Exercise directions >> Without omitting anything, return the records precisely as given.

Items >>

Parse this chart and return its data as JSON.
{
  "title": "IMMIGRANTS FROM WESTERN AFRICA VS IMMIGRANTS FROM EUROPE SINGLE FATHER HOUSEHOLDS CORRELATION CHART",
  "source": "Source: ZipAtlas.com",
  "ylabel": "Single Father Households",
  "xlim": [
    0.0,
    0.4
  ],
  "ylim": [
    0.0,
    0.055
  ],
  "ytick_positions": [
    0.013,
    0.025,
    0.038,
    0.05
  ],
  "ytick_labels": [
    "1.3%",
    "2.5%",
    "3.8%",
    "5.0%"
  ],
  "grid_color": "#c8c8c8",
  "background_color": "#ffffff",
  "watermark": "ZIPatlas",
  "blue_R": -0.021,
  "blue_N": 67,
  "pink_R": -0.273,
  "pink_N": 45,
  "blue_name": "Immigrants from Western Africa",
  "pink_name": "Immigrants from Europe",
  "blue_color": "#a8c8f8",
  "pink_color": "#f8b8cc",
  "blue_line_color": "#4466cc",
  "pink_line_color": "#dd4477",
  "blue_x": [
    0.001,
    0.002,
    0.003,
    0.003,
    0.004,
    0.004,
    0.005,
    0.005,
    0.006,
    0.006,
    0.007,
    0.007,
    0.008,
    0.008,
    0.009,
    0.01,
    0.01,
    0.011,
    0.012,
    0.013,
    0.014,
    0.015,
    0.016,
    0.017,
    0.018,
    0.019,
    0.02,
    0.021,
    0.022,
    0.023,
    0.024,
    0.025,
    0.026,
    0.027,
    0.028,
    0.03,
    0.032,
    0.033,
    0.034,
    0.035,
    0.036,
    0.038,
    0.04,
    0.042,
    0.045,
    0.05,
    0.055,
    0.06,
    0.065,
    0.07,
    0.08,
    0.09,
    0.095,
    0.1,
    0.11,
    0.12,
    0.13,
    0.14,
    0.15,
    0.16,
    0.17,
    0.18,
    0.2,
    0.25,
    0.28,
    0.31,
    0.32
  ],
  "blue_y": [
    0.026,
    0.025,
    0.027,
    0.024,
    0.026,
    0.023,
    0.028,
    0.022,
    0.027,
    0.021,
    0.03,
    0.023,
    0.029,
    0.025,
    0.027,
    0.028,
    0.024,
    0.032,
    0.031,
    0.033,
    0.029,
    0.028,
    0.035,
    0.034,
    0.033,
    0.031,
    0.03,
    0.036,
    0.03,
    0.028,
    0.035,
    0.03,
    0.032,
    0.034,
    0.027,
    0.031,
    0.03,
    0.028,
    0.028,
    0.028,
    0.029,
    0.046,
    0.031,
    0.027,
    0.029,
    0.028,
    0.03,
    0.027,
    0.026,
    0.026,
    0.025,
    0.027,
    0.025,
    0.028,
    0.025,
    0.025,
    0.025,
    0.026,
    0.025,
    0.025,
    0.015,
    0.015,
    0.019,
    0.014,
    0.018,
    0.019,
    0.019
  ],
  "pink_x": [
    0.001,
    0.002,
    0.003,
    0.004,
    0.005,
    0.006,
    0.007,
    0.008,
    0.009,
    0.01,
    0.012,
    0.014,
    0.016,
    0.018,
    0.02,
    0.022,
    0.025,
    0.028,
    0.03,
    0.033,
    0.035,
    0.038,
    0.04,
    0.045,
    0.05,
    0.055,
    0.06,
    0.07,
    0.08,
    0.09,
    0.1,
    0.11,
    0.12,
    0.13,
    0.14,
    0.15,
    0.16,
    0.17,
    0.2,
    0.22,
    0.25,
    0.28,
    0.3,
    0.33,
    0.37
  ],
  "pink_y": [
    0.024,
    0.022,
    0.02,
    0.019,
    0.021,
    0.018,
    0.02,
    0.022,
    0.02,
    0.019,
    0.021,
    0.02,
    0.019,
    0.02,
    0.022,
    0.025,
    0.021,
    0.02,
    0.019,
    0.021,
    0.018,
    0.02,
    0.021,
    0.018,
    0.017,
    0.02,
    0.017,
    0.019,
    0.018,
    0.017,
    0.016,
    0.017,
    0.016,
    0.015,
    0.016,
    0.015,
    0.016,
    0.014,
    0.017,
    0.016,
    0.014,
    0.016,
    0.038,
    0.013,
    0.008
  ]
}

Answer to the task >>
Parse this chart and return its data as JSON.
{
  "title": "IMMIGRANTS FROM WESTERN AFRICA VS IMMIGRANTS FROM EUROPE SINGLE FATHER HOUSEHOLDS CORRELATION CHART",
  "source": "Source: ZipAtlas.com",
  "ylabel": "Single Father Households",
  "xlim": [
    0.0,
    0.4
  ],
  "ylim": [
    0.0,
    0.055
  ],
  "ytick_positions": [
    0.013,
    0.025,
    0.038,
    0.05
  ],
  "ytick_labels": [
    "1.3%",
    "2.5%",
    "3.8%",
    "5.0%"
  ],
  "grid_color": "#c8c8c8",
  "background_color": "#ffffff",
  "watermark": "ZIPatlas",
  "blue_R": -0.021,
  "blue_N": 67,
  "pink_R": -0.273,
  "pink_N": 45,
  "blue_name": "Immigrants from Western Africa",
  "pink_name": "Immigrants from Europe",
  "blue_color": "#a8c8f8",
  "pink_color": "#f8b8cc",
  "blue_line_color": "#4466cc",
  "pink_line_color": "#dd4477",
  "blue_x": [
    0.001,
    0.002,
    0.003,
    0.003,
    0.004,
    0.004,
    0.005,
    0.005,
    0.006,
    0.006,
    0.007,
    0.007,
    0.008,
    0.008,
    0.009,
    0.01,
    0.01,
    0.011,
    0.012,
    0.013,
    0.014,
    0.015,
    0.016,
    0.017,
    0.018,
    0.019,
    0.02,
    0.021,
    0.022,
    0.023,
    0.024,
    0.025,
    0.026,
    0.027,
    0.028,
    0.03,
    0.032,
    0.033,
    0.034,
    0.035,
    0.036,
    0.038,
    0.04,
    0.042,
    0.045,
    0.05,
    0.055,
    0.06,
    0.065,
    0.07,
    0.08,
    0.09,
    0.095,
    0.1,
    0.11,
    0.12,
    0.13,
    0.14,
    0.15,
    0.16,
    0.17,
    0.18,
    0.2,
    0.25,
    0.28,
    0.31,
    0.32
  ],
  "blue_y": [
    0.026,
    0.025,
    0.027,
    0.024,
    0.026,
    0.023,
    0.028,
    0.022,
    0.027,
    0.021,
    0.03,
    0.023,
    0.029,
    0.025,
    0.027,
    0.028,
    0.024,
    0.032,
    0.031,
    0.033,
    0.029,
    0.028,
    0.035,
    0.034,
    0.033,
    0.031,
    0.03,
    0.036,
    0.03,
    0.028,
    0.035,
    0.03,
    0.032,
    0.034,
    0.027,
    0.031,
    0.03,
    0.028,
    0.028,
    0.028,
    0.029,
    0.046,
    0.031,
    0.027,
    0.029,
    0.028,
    0.03,
    0.027,
    0.026,
    0.026,
    0.025,
    0.027,
    0.025,
    0.028,
    0.025,
    0.025,
    0.025,
    0.026,
    0.025,
    0.025,
    0.015,
    0.015,
    0.019,
    0.014,
    0.018,
    0.019,
    0.019
  ],
  "pink_x": [
    0.001,
    0.002,
    0.003,
    0.004,
    0.005,
    0.006,
    0.007,
    0.008,
    0.009,
    0.01,
    0.012,
    0.014,
    0.016,
    0.018,
    0.02,
    0.022,
    0.025,
    0.028,
    0.03,
    0.033,
    0.035,
    0.038,
    0.04,
    0.045,
    0.05,
    0.055,
    0.06,
    0.07,
    0.08,
    0.09,
    0.1,
    0.11,
    0.12,
    0.13,
    0.14,
    0.15,
    0.16,
    0.17,
    0.2,
    0.22,
    0.25,
    0.28,
    0.3,
    0.33,
    0.37
  ],
  "pink_y": [
    0.024,
    0.022,
    0.02,
    0.019,
    0.021,
    0.018,
    0.02,
    0.022,
    0.02,
    0.019,
    0.021,
    0.02,
    0.019,
    0.02,
    0.022,
    0.025,
    0.021,
    0.02,
    0.019,
    0.021,
    0.018,
    0.02,
    0.021,
    0.018,
    0.017,
    0.02,
    0.017,
    0.019,
    0.018,
    0.017,
    0.016,
    0.017,
    0.016,
    0.015,
    0.016,
    0.015,
    0.016,
    0.014,
    0.017,
    0.016,
    0.014,
    0.016,
    0.038,
    0.013,
    0.008
  ]
}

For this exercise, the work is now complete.